Tell how many lines in the data below include the word "icon". The answer is the number only.

* Material supplied:
- - -

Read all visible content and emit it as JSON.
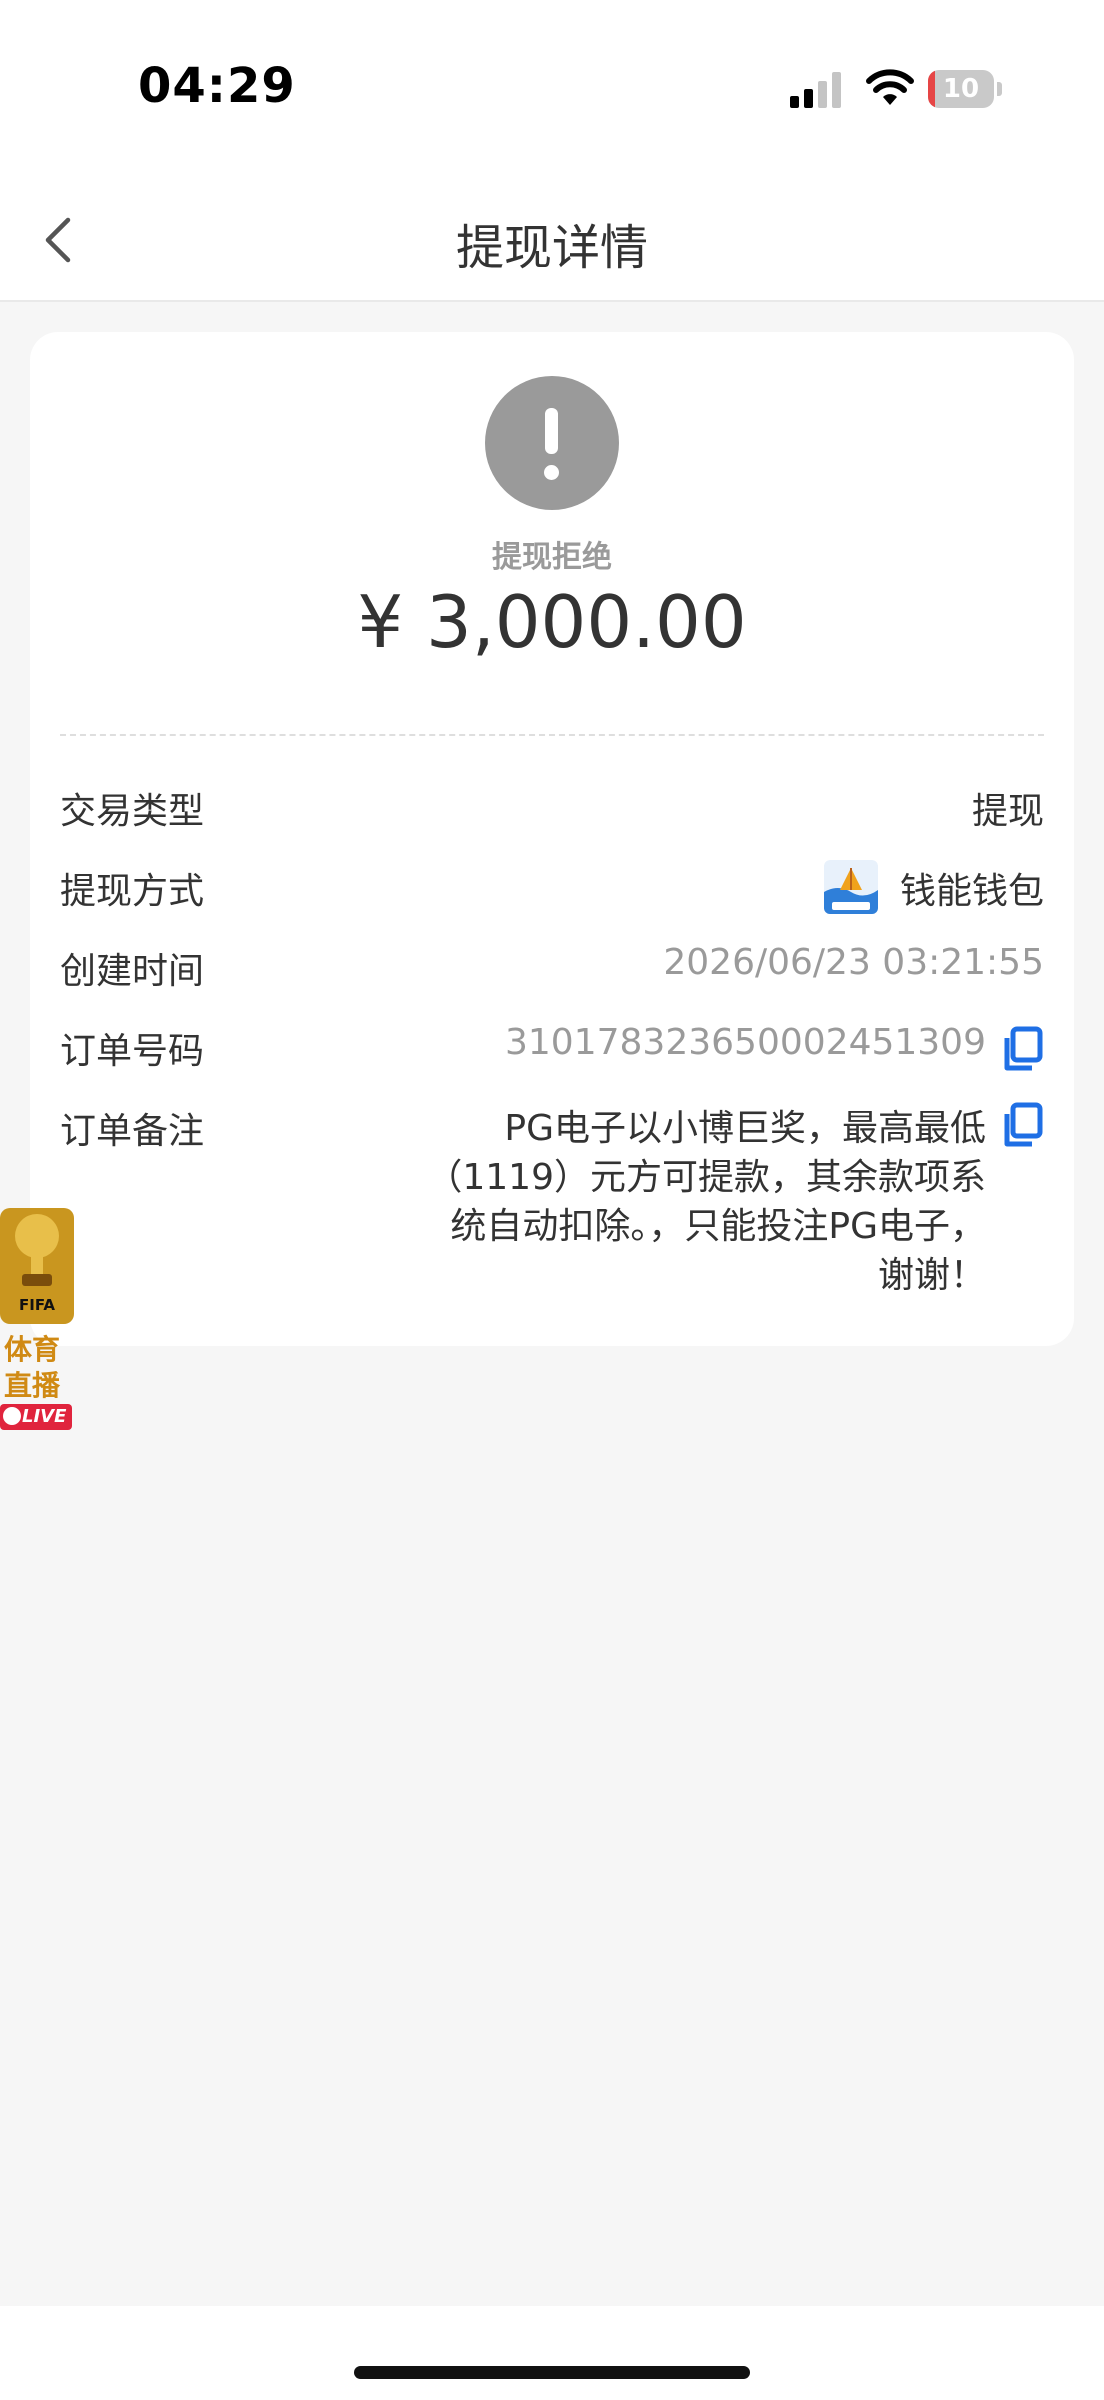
{
  "status_bar": {
    "time": "04:29",
    "battery_level": "10",
    "battery_fraction": 0.1,
    "signal_bars_active": 2,
    "signal_bars_total": 4
  },
  "header": {
    "title": "提现详情",
    "back_icon": "chevron-left-icon"
  },
  "summary": {
    "status_icon": "exclamation-icon",
    "status_text": "提现拒绝",
    "amount": "¥ 3,000.00"
  },
  "details": {
    "type_label": "交易类型",
    "type_value": "提现",
    "method_label": "提现方式",
    "method_value": "钱能钱包",
    "created_label": "创建时间",
    "created_value": "2026/06/23 03:21:55",
    "order_label": "订单号码",
    "order_value": "310178323650002451309",
    "remark_label": "订单备注",
    "remark_value": "PG电子以小博巨奖，最高最低（1119）元方可提款，其余款项系统自动扣除。，只能投注PG电子，谢谢！"
  },
  "float_badge": {
    "fifa_text": "FIFA",
    "line1": "体育",
    "line2": "直播",
    "live_text": "LIVE"
  },
  "colors": {
    "page_bg": "#f6f6f6",
    "card_bg": "#ffffff",
    "status_gray": "#9a9a9a",
    "copy_blue": "#1f6fe5",
    "battery_red": "#e64545",
    "live_red": "#e0243d",
    "gold": "#d08a14"
  }
}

- - -

* Solution to this problem: 2